Collected data entries –
::::::

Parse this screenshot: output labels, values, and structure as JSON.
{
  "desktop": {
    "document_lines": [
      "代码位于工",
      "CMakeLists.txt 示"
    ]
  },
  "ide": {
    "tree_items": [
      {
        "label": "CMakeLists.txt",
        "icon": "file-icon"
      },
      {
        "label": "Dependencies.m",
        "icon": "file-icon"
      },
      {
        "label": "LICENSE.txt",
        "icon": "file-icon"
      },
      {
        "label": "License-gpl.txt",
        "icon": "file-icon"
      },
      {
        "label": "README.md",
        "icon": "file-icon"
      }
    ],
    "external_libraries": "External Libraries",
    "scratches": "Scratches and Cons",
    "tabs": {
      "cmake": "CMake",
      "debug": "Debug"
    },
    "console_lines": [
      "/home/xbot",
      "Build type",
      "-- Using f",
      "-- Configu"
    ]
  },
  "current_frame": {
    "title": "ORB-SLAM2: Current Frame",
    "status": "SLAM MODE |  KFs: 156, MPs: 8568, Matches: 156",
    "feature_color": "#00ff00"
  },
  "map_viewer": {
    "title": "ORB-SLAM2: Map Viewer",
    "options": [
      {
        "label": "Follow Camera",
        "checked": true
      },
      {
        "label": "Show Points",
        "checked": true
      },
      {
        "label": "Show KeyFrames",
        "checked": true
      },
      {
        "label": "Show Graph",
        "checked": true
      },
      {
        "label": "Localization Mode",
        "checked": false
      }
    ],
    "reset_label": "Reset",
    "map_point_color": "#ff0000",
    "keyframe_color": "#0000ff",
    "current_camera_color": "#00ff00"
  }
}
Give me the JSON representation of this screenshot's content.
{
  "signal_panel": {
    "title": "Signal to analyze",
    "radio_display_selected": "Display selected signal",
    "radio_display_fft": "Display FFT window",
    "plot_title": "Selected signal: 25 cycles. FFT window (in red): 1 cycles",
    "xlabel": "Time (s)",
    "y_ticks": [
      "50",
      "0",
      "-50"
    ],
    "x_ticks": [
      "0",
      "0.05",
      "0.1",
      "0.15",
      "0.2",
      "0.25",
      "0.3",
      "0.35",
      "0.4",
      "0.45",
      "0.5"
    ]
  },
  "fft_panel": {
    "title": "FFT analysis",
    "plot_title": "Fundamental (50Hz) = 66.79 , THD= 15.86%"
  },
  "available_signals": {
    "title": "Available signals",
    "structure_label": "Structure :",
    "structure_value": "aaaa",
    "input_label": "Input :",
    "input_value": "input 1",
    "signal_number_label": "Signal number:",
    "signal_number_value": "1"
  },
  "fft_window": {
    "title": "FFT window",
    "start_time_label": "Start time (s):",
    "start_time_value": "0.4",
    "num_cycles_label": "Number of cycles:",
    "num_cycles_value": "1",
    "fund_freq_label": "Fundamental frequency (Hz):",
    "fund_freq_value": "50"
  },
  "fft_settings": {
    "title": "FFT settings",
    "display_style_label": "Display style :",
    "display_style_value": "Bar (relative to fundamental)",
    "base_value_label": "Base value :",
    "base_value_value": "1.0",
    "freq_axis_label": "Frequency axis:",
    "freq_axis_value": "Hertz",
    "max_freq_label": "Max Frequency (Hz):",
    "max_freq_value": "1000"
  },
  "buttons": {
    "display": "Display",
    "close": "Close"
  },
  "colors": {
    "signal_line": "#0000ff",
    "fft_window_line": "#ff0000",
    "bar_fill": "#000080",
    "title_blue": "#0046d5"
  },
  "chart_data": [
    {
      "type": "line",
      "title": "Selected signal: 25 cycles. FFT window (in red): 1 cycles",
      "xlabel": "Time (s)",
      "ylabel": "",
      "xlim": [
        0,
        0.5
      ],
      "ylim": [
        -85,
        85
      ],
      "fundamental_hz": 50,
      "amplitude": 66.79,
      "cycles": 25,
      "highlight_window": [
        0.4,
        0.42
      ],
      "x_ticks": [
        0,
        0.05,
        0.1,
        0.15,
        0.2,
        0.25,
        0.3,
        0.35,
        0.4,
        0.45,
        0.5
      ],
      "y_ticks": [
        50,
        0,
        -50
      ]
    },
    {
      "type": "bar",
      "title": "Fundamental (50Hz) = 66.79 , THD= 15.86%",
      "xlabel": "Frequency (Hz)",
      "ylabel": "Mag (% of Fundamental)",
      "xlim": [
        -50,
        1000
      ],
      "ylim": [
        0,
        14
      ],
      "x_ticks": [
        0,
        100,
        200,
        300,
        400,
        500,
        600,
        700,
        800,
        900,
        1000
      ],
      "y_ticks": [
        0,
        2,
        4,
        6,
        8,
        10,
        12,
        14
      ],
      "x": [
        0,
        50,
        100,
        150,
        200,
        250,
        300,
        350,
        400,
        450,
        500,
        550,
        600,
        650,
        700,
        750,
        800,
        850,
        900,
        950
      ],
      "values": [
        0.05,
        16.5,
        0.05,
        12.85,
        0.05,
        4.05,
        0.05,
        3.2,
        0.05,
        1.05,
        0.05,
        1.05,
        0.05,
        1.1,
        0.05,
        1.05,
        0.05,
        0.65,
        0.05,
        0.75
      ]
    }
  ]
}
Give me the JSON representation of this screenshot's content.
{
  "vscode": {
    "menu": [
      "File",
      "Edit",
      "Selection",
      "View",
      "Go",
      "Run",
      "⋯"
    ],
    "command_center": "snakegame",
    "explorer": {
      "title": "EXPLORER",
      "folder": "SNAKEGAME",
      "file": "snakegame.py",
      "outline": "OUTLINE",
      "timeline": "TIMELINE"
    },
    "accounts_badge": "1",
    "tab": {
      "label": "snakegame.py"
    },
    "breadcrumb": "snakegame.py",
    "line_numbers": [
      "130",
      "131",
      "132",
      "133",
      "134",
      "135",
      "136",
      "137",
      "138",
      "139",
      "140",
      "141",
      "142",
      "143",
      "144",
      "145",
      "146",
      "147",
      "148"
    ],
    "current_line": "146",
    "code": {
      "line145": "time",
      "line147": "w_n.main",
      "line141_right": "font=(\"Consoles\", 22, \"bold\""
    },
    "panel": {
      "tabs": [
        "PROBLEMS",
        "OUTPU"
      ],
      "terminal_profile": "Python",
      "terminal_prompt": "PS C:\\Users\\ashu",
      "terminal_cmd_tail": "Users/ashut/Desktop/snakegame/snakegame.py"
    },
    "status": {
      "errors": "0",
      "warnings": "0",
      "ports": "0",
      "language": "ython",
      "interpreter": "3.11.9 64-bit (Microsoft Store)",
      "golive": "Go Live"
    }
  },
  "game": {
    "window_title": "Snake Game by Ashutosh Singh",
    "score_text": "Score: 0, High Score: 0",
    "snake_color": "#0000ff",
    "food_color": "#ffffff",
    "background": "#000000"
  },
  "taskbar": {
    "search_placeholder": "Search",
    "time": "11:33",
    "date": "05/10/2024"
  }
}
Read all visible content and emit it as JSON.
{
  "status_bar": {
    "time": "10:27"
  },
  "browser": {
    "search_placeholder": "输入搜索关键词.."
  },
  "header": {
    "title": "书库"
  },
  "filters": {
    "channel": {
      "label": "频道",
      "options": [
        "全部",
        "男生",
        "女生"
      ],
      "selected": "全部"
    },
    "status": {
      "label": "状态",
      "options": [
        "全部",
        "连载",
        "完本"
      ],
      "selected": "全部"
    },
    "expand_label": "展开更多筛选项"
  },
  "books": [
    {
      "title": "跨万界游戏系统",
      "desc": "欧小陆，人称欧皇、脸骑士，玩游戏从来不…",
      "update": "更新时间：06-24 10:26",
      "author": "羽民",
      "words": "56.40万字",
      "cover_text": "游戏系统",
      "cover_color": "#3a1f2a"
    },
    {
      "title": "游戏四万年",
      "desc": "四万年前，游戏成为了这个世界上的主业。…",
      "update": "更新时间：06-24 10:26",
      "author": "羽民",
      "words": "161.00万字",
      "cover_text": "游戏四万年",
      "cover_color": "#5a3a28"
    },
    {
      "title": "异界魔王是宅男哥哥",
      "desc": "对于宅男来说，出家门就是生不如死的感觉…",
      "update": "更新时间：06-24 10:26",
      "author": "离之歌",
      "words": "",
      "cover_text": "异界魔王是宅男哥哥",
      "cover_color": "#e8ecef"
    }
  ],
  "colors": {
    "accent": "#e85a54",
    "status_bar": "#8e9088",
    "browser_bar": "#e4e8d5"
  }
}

::::::

WHAT TO WORK ON – Identify the lines in the entries that hold "xlabel" and return each one.

RESULT FOR THIS TASK –
    "xlabel": "Time (s)",
      "xlabel": "Time (s)",
      "xlabel": "Frequency (Hz)",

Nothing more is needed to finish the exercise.